What is asked: Your task is to retype each line of the data below exactly.

§ §

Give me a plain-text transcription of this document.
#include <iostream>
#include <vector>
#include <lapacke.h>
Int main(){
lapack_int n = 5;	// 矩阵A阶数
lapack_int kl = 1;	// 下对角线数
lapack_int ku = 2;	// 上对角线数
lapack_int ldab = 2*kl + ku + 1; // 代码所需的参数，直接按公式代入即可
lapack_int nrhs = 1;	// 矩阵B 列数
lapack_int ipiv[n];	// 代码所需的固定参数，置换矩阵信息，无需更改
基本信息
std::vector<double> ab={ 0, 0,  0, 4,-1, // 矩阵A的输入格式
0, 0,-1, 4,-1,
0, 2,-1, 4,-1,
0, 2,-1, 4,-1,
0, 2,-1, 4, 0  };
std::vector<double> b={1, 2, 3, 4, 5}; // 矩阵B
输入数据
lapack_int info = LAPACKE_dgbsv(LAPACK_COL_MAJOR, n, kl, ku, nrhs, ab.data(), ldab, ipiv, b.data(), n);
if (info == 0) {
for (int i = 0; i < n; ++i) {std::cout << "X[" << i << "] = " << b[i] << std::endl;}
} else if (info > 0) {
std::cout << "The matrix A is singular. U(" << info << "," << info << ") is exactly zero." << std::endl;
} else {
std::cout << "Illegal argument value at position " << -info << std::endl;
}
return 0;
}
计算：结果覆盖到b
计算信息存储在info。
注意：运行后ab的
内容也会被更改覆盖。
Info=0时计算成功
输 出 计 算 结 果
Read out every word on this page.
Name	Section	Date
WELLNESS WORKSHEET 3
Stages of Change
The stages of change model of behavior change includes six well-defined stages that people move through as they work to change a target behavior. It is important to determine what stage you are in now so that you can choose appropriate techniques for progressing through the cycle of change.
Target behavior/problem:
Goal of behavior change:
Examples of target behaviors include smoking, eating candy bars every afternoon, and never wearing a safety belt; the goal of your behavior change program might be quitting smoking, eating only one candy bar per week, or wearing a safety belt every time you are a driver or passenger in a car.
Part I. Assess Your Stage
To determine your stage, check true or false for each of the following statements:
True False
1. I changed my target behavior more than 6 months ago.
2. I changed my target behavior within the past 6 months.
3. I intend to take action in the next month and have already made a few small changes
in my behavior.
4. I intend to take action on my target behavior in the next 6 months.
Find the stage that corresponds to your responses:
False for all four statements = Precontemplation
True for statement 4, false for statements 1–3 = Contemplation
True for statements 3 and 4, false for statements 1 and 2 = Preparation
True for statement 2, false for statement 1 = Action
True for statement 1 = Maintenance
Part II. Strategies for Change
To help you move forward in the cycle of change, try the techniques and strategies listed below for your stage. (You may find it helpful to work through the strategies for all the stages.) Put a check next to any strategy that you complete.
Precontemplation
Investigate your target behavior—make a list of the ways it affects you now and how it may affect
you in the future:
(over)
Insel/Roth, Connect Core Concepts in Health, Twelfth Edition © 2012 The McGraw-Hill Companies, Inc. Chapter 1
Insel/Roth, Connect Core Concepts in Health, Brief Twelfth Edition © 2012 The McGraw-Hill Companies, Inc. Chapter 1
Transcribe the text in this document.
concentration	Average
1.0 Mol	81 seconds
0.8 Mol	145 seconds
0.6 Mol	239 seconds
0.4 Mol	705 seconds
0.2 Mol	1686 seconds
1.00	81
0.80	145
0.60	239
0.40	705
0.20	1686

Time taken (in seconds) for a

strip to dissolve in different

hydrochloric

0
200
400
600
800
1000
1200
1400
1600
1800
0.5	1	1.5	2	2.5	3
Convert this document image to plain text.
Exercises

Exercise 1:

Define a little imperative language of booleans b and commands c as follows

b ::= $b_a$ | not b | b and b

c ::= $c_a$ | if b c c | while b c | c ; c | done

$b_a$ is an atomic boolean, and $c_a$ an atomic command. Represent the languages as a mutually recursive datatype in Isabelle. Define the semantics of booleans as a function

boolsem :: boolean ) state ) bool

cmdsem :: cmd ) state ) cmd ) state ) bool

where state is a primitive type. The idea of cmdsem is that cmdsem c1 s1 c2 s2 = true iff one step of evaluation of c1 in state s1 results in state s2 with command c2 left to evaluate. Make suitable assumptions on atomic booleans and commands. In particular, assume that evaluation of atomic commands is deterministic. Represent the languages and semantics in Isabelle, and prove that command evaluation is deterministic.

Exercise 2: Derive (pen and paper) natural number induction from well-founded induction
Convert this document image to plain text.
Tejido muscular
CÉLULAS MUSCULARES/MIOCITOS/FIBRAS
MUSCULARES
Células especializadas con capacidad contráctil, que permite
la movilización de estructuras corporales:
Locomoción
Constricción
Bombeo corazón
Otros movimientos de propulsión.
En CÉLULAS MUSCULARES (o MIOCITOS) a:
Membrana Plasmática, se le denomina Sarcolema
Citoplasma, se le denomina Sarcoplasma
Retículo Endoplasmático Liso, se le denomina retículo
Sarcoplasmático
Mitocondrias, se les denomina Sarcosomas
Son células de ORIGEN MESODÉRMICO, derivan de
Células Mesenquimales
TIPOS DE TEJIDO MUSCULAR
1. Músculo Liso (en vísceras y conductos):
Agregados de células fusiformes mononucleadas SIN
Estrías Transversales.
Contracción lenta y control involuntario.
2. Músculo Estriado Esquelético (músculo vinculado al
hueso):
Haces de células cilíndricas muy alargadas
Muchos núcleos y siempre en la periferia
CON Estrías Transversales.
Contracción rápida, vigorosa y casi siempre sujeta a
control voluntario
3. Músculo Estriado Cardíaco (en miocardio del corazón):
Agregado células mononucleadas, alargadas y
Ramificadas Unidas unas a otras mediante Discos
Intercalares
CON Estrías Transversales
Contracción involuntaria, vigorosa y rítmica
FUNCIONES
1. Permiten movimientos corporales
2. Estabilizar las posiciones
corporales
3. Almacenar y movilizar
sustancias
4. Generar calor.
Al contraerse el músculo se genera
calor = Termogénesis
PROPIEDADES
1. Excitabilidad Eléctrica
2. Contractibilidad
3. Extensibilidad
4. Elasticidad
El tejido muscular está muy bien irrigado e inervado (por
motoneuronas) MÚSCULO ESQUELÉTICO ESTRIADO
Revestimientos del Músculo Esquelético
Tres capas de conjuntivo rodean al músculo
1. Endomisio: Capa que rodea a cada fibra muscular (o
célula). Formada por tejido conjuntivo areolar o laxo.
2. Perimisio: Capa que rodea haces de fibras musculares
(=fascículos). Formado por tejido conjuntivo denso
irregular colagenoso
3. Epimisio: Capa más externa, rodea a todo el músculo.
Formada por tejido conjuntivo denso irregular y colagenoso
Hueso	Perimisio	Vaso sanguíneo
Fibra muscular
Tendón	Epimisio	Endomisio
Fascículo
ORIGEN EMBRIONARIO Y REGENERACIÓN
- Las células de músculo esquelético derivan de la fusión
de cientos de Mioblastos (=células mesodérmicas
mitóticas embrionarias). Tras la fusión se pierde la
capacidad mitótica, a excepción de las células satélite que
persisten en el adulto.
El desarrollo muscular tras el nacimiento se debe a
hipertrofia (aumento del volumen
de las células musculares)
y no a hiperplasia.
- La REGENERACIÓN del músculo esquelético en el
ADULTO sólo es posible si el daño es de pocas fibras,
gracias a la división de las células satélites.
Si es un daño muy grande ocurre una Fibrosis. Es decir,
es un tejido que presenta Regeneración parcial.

§ §

Written response:
Give me a plain-text transcription of this document.
#include <iostream>
#include <vector>
#include <lapacke.h>
Int main(){
lapack_int n = 5;	// 矩阵A阶数
lapack_int kl = 1;	// 下对角线数
lapack_int ku = 2;	// 上对角线数
lapack_int ldab = 2*kl + ku + 1; // 代码所需的参数，直接按公式代入即可
lapack_int nrhs = 1;	// 矩阵B 列数
lapack_int ipiv[n];	// 代码所需的固定参数，置换矩阵信息，无需更改
基本信息
std::vector<double> ab={ 0, 0,  0, 4,-1, // 矩阵A的输入格式
0, 0,-1, 4,-1,
0, 2,-1, 4,-1,
0, 2,-1, 4,-1,
0, 2,-1, 4, 0  };
std::vector<double> b={1, 2, 3, 4, 5}; // 矩阵B
输入数据
lapack_int info = LAPACKE_dgbsv(LAPACK_COL_MAJOR, n, kl, ku, nrhs, ab.data(), ldab, ipiv, b.data(), n);
if (info == 0) {
for (int i = 0; i < n; ++i) {std::cout << "X[" << i << "] = " << b[i] << std::endl;}
} else if (info > 0) {
std::cout << "The matrix A is singular. U(" << info << "," << info << ") is exactly zero." << std::endl;
} else {
std::cout << "Illegal argument value at position " << -info << std::endl;
}
return 0;
}
计算：结果覆盖到b
计算信息存储在info。
注意：运行后ab的
内容也会被更改覆盖。
Info=0时计算成功
输 出 计 算 结 果
Read out every word on this page.
Name	Section	Date
WELLNESS WORKSHEET 3
Stages of Change
The stages of change model of behavior change includes six well-defined stages that people move through as they work to change a target behavior. It is important to determine what stage you are in now so that you can choose appropriate techniques for progressing through the cycle of change.
Target behavior/problem:
Goal of behavior change:
Examples of target behaviors include smoking, eating candy bars every afternoon, and never wearing a safety belt; the goal of your behavior change program might be quitting smoking, eating only one candy bar per week, or wearing a safety belt every time you are a driver or passenger in a car.
Part I. Assess Your Stage
To determine your stage, check true or false for each of the following statements:
True False
1. I changed my target behavior more than 6 months ago.
2. I changed my target behavior within the past 6 months.
3. I intend to take action in the next month and have already made a few small changes
in my behavior.
4. I intend to take action on my target behavior in the next 6 months.
Find the stage that corresponds to your responses:
False for all four statements = Precontemplation
True for statement 4, false for statements 1–3 = Contemplation
True for statements 3 and 4, false for statements 1 and 2 = Preparation
True for statement 2, false for statement 1 = Action
True for statement 1 = Maintenance
Part II. Strategies for Change
To help you move forward in the cycle of change, try the techniques and strategies listed below for your stage. (You may find it helpful to work through the strategies for all the stages.) Put a check next to any strategy that you complete.
Precontemplation
Investigate your target behavior—make a list of the ways it affects you now and how it may affect
you in the future:
(over)
Insel/Roth, Connect Core Concepts in Health, Twelfth Edition © 2012 The McGraw-Hill Companies, Inc. Chapter 1
Insel/Roth, Connect Core Concepts in Health, Brief Twelfth Edition © 2012 The McGraw-Hill Companies, Inc. Chapter 1
Transcribe the text in this document.
concentration	Average
1.0 Mol	81 seconds
0.8 Mol	145 seconds
0.6 Mol	239 seconds
0.4 Mol	705 seconds
0.2 Mol	1686 seconds
1.00	81
0.80	145
0.60	239
0.40	705
0.20	1686

Time taken (in seconds) for a

strip to dissolve in different

hydrochloric

0
200
400
600
800
1000
1200
1400
1600
1800
0.5	1	1.5	2	2.5	3
Convert this document image to plain text.
Exercises

Exercise 1:

Define a little imperative language of booleans b and commands c as follows

b ::= $b_a$ | not b | b and b

c ::= $c_a$ | if b c c | while b c | c ; c | done

$b_a$ is an atomic boolean, and $c_a$ an atomic command. Represent the languages as a mutually recursive datatype in Isabelle. Define the semantics of booleans as a function

boolsem :: boolean ) state ) bool

cmdsem :: cmd ) state ) cmd ) state ) bool

where state is a primitive type. The idea of cmdsem is that cmdsem c1 s1 c2 s2 = true iff one step of evaluation of c1 in state s1 results in state s2 with command c2 left to evaluate. Make suitable assumptions on atomic booleans and commands. In particular, assume that evaluation of atomic commands is deterministic. Represent the languages and semantics in Isabelle, and prove that command evaluation is deterministic.

Exercise 2: Derive (pen and paper) natural number induction from well-founded induction
Convert this document image to plain text.
Tejido muscular
CÉLULAS MUSCULARES/MIOCITOS/FIBRAS
MUSCULARES
Células especializadas con capacidad contráctil, que permite
la movilización de estructuras corporales:
Locomoción
Constricción
Bombeo corazón
Otros movimientos de propulsión.
En CÉLULAS MUSCULARES (o MIOCITOS) a:
Membrana Plasmática, se le denomina Sarcolema
Citoplasma, se le denomina Sarcoplasma
Retículo Endoplasmático Liso, se le denomina retículo
Sarcoplasmático
Mitocondrias, se les denomina Sarcosomas
Son células de ORIGEN MESODÉRMICO, derivan de
Células Mesenquimales
TIPOS DE TEJIDO MUSCULAR
1. Músculo Liso (en vísceras y conductos):
Agregados de células fusiformes mononucleadas SIN
Estrías Transversales.
Contracción lenta y control involuntario.
2. Músculo Estriado Esquelético (músculo vinculado al
hueso):
Haces de células cilíndricas muy alargadas
Muchos núcleos y siempre en la periferia
CON Estrías Transversales.
Contracción rápida, vigorosa y casi siempre sujeta a
control voluntario
3. Músculo Estriado Cardíaco (en miocardio del corazón):
Agregado células mononucleadas, alargadas y
Ramificadas Unidas unas a otras mediante Discos
Intercalares
CON Estrías Transversales
Contracción involuntaria, vigorosa y rítmica
FUNCIONES
1. Permiten movimientos corporales
2. Estabilizar las posiciones
corporales
3. Almacenar y movilizar
sustancias
4. Generar calor.
Al contraerse el músculo se genera
calor = Termogénesis
PROPIEDADES
1. Excitabilidad Eléctrica
2. Contractibilidad
3. Extensibilidad
4. Elasticidad
El tejido muscular está muy bien irrigado e inervado (por
motoneuronas) MÚSCULO ESQUELÉTICO ESTRIADO
Revestimientos del Músculo Esquelético
Tres capas de conjuntivo rodean al músculo
1. Endomisio: Capa que rodea a cada fibra muscular (o
célula). Formada por tejido conjuntivo areolar o laxo.
2. Perimisio: Capa que rodea haces de fibras musculares
(=fascículos). Formado por tejido conjuntivo denso
irregular colagenoso
3. Epimisio: Capa más externa, rodea a todo el músculo.
Formada por tejido conjuntivo denso irregular y colagenoso
Hueso	Perimisio	Vaso sanguíneo
Fibra muscular
Tendón	Epimisio	Endomisio
Fascículo
ORIGEN EMBRIONARIO Y REGENERACIÓN
- Las células de músculo esquelético derivan de la fusión
de cientos de Mioblastos (=células mesodérmicas
mitóticas embrionarias). Tras la fusión se pierde la
capacidad mitótica, a excepción de las células satélite que
persisten en el adulto.
El desarrollo muscular tras el nacimiento se debe a
hipertrofia (aumento del volumen
de las células musculares)
y no a hiperplasia.
- La REGENERACIÓN del músculo esquelético en el
ADULTO sólo es posible si el daño es de pocas fibras,
gracias a la división de las células satélites.
Si es un daño muy grande ocurre una Fibrosis. Es decir,
es un tejido que presenta Regeneración parcial.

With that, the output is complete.